» JOB:
Which lines in the records below contain the word "DAFTAR"? Copy each of them.

>> BEGIN RECORDS TO PROCESS

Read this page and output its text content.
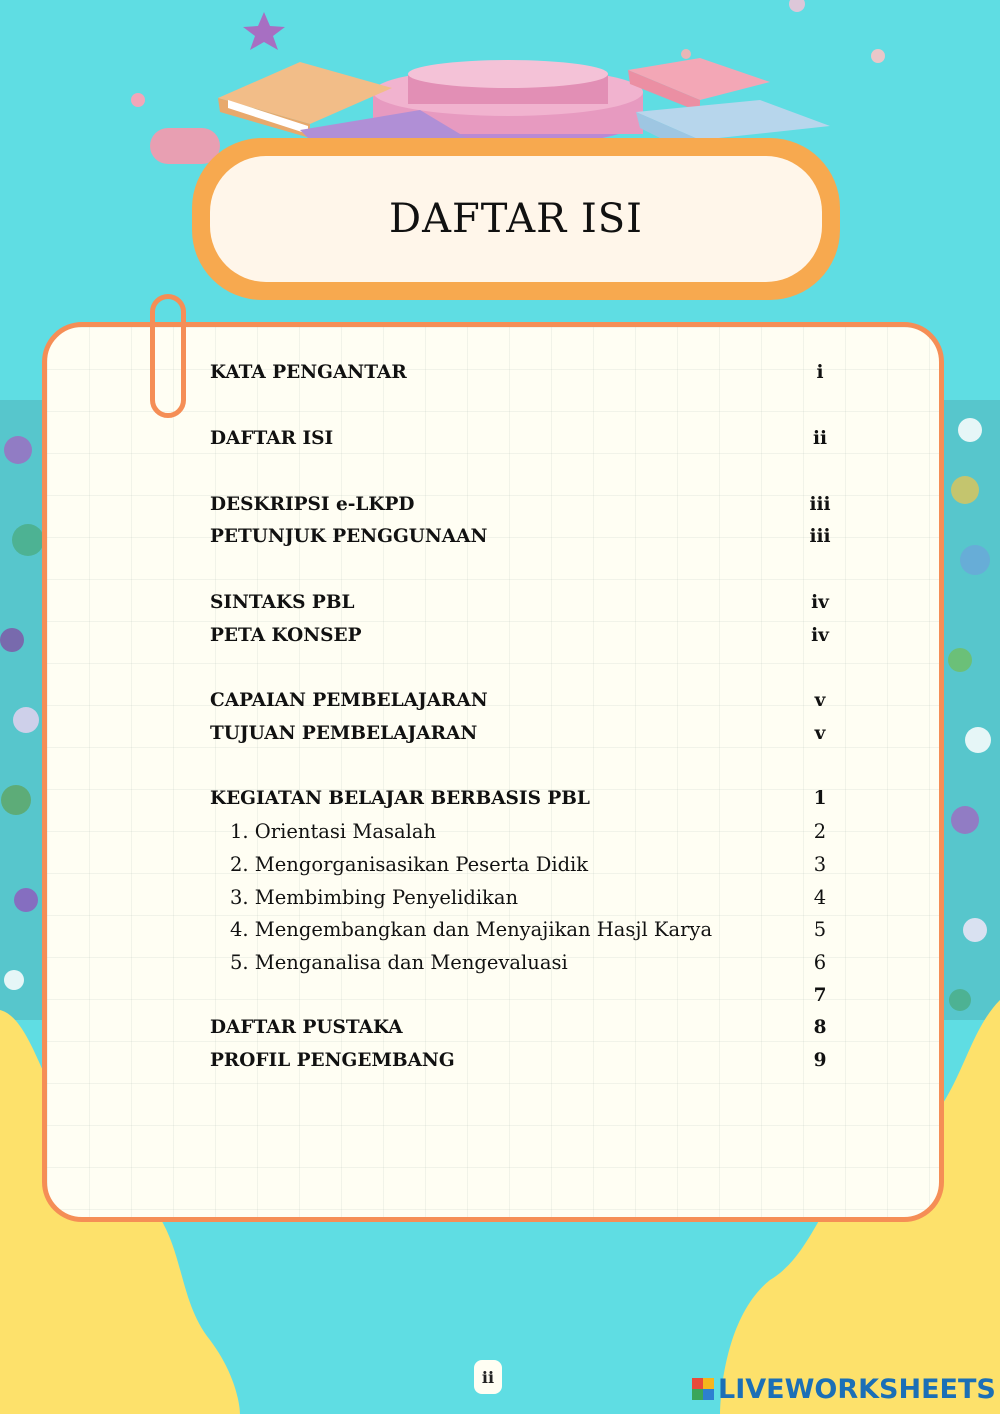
DAFTAR ISI
KATA PENGANTAR	i
DAFTAR ISI	ii
DESKRIPSI e-LKPD	iii
PETUNJUK PENGGUNAAN	iii
SINTAKS PBL	iv
PETA KONSEP	iv
CAPAIAN PEMBELAJARAN	v
TUJUAN PEMBELAJARAN	v
KEGIATAN BELAJAR BERBASIS PBL	1
1. Orientasi Masalah	2
2. Mengorganisasikan Peserta Didik	3
3. Membimbing Penyelidikan	4
4. Mengembangkan dan Menyajikan Hasjl Karya	5
5. Menganalisa dan Mengevaluasi	6
7
DAFTAR PUSTAKA	8
PROFIL PENGEMBANG	9
ii	LIVEWORKSHEETS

>> END RECORDS TO PROCESS

» TASK RESPONSE:
DAFTAR ISI
DAFTAR ISI	ii
DAFTAR PUSTAKA	8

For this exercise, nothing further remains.